_Work required:_ Every line of the material below should be repeated exactly.

----

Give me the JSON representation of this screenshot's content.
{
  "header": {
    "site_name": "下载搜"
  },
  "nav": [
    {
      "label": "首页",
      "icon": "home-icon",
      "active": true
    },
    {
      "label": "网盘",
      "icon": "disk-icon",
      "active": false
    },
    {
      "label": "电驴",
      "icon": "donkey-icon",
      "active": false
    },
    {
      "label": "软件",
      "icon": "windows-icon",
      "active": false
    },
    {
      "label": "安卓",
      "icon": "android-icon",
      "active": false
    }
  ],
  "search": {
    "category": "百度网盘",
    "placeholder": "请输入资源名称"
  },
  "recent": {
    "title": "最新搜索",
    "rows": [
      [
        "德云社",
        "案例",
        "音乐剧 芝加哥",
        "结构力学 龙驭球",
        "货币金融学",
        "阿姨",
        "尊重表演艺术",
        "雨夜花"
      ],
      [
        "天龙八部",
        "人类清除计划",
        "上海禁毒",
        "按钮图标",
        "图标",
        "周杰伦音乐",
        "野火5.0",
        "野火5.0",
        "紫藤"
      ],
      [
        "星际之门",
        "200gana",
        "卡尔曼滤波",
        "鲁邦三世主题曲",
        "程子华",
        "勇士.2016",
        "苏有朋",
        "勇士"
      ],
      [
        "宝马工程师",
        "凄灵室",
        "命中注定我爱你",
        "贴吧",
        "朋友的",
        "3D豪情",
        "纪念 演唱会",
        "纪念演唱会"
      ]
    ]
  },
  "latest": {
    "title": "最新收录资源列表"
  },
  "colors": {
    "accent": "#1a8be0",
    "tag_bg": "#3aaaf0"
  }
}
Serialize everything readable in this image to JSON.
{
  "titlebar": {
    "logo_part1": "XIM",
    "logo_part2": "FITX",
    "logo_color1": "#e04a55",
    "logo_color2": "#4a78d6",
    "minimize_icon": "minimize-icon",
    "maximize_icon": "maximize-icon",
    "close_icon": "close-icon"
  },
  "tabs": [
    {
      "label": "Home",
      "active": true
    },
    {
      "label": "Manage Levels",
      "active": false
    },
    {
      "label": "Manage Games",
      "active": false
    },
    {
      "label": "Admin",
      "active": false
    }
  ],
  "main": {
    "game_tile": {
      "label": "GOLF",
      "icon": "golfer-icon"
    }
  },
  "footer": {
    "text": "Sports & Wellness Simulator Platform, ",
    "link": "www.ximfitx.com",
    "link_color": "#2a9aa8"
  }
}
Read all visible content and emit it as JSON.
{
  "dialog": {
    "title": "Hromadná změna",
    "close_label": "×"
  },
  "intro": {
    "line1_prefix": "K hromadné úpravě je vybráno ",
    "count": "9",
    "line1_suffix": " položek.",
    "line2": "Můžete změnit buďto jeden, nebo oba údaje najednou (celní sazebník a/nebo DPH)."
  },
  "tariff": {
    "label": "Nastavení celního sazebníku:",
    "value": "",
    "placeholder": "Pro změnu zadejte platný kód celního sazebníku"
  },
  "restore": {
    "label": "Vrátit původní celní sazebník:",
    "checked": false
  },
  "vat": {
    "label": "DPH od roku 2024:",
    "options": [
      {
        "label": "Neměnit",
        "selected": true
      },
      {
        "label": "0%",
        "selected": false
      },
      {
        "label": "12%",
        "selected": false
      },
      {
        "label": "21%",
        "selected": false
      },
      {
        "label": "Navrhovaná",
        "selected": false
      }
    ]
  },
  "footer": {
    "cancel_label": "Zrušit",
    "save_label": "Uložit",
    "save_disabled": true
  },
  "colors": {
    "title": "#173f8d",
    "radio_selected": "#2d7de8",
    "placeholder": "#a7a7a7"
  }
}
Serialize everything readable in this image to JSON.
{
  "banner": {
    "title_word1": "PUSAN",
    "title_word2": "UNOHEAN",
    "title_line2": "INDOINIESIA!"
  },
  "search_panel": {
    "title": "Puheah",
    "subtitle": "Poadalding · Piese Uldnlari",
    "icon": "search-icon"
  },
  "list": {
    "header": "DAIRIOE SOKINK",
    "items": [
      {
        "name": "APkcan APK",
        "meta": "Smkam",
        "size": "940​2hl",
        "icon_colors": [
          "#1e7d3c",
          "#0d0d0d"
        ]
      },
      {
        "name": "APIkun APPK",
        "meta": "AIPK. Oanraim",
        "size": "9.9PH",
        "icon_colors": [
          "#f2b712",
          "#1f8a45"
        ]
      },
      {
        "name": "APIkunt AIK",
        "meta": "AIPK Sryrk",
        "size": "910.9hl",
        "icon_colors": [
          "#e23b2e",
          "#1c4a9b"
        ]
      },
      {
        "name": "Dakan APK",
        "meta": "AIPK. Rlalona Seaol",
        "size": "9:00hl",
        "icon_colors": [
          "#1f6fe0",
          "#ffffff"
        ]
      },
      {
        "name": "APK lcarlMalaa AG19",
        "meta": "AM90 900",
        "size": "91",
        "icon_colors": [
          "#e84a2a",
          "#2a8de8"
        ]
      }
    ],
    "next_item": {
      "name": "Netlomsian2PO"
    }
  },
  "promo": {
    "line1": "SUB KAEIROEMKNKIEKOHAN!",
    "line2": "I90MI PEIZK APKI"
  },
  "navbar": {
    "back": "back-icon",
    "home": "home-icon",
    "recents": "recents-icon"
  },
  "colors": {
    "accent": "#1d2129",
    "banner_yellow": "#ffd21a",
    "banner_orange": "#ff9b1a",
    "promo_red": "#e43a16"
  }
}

----

_Result for this exercise:_
Give me the JSON representation of this screenshot's content.
{
  "header": {
    "site_name": "下载搜"
  },
  "nav": [
    {
      "label": "首页",
      "icon": "home-icon",
      "active": true
    },
    {
      "label": "网盘",
      "icon": "disk-icon",
      "active": false
    },
    {
      "label": "电驴",
      "icon": "donkey-icon",
      "active": false
    },
    {
      "label": "软件",
      "icon": "windows-icon",
      "active": false
    },
    {
      "label": "安卓",
      "icon": "android-icon",
      "active": false
    }
  ],
  "search": {
    "category": "百度网盘",
    "placeholder": "请输入资源名称"
  },
  "recent": {
    "title": "最新搜索",
    "rows": [
      [
        "德云社",
        "案例",
        "音乐剧 芝加哥",
        "结构力学 龙驭球",
        "货币金融学",
        "阿姨",
        "尊重表演艺术",
        "雨夜花"
      ],
      [
        "天龙八部",
        "人类清除计划",
        "上海禁毒",
        "按钮图标",
        "图标",
        "周杰伦音乐",
        "野火5.0",
        "野火5.0",
        "紫藤"
      ],
      [
        "星际之门",
        "200gana",
        "卡尔曼滤波",
        "鲁邦三世主题曲",
        "程子华",
        "勇士.2016",
        "苏有朋",
        "勇士"
      ],
      [
        "宝马工程师",
        "凄灵室",
        "命中注定我爱你",
        "贴吧",
        "朋友的",
        "3D豪情",
        "纪念 演唱会",
        "纪念演唱会"
      ]
    ]
  },
  "latest": {
    "title": "最新收录资源列表"
  },
  "colors": {
    "accent": "#1a8be0",
    "tag_bg": "#3aaaf0"
  }
}
Serialize everything readable in this image to JSON.
{
  "titlebar": {
    "logo_part1": "XIM",
    "logo_part2": "FITX",
    "logo_color1": "#e04a55",
    "logo_color2": "#4a78d6",
    "minimize_icon": "minimize-icon",
    "maximize_icon": "maximize-icon",
    "close_icon": "close-icon"
  },
  "tabs": [
    {
      "label": "Home",
      "active": true
    },
    {
      "label": "Manage Levels",
      "active": false
    },
    {
      "label": "Manage Games",
      "active": false
    },
    {
      "label": "Admin",
      "active": false
    }
  ],
  "main": {
    "game_tile": {
      "label": "GOLF",
      "icon": "golfer-icon"
    }
  },
  "footer": {
    "text": "Sports & Wellness Simulator Platform, ",
    "link": "www.ximfitx.com",
    "link_color": "#2a9aa8"
  }
}
Read all visible content and emit it as JSON.
{
  "dialog": {
    "title": "Hromadná změna",
    "close_label": "×"
  },
  "intro": {
    "line1_prefix": "K hromadné úpravě je vybráno ",
    "count": "9",
    "line1_suffix": " položek.",
    "line2": "Můžete změnit buďto jeden, nebo oba údaje najednou (celní sazebník a/nebo DPH)."
  },
  "tariff": {
    "label": "Nastavení celního sazebníku:",
    "value": "",
    "placeholder": "Pro změnu zadejte platný kód celního sazebníku"
  },
  "restore": {
    "label": "Vrátit původní celní sazebník:",
    "checked": false
  },
  "vat": {
    "label": "DPH od roku 2024:",
    "options": [
      {
        "label": "Neměnit",
        "selected": true
      },
      {
        "label": "0%",
        "selected": false
      },
      {
        "label": "12%",
        "selected": false
      },
      {
        "label": "21%",
        "selected": false
      },
      {
        "label": "Navrhovaná",
        "selected": false
      }
    ]
  },
  "footer": {
    "cancel_label": "Zrušit",
    "save_label": "Uložit",
    "save_disabled": true
  },
  "colors": {
    "title": "#173f8d",
    "radio_selected": "#2d7de8",
    "placeholder": "#a7a7a7"
  }
}
Serialize everything readable in this image to JSON.
{
  "banner": {
    "title_word1": "PUSAN",
    "title_word2": "UNOHEAN",
    "title_line2": "INDOINIESIA!"
  },
  "search_panel": {
    "title": "Puheah",
    "subtitle": "Poadalding · Piese Uldnlari",
    "icon": "search-icon"
  },
  "list": {
    "header": "DAIRIOE SOKINK",
    "items": [
      {
        "name": "APkcan APK",
        "meta": "Smkam",
        "size": "940​2hl",
        "icon_colors": [
          "#1e7d3c",
          "#0d0d0d"
        ]
      },
      {
        "name": "APIkun APPK",
        "meta": "AIPK. Oanraim",
        "size": "9.9PH",
        "icon_colors": [
          "#f2b712",
          "#1f8a45"
        ]
      },
      {
        "name": "APIkunt AIK",
        "meta": "AIPK Sryrk",
        "size": "910.9hl",
        "icon_colors": [
          "#e23b2e",
          "#1c4a9b"
        ]
      },
      {
        "name": "Dakan APK",
        "meta": "AIPK. Rlalona Seaol",
        "size": "9:00hl",
        "icon_colors": [
          "#1f6fe0",
          "#ffffff"
        ]
      },
      {
        "name": "APK lcarlMalaa AG19",
        "meta": "AM90 900",
        "size": "91",
        "icon_colors": [
          "#e84a2a",
          "#2a8de8"
        ]
      }
    ],
    "next_item": {
      "name": "Netlomsian2PO"
    }
  },
  "promo": {
    "line1": "SUB KAEIROEMKNKIEKOHAN!",
    "line2": "I90MI PEIZK APKI"
  },
  "navbar": {
    "back": "back-icon",
    "home": "home-icon",
    "recents": "recents-icon"
  },
  "colors": {
    "accent": "#1d2129",
    "banner_yellow": "#ffd21a",
    "banner_orange": "#ff9b1a",
    "promo_red": "#e43a16"
  }
}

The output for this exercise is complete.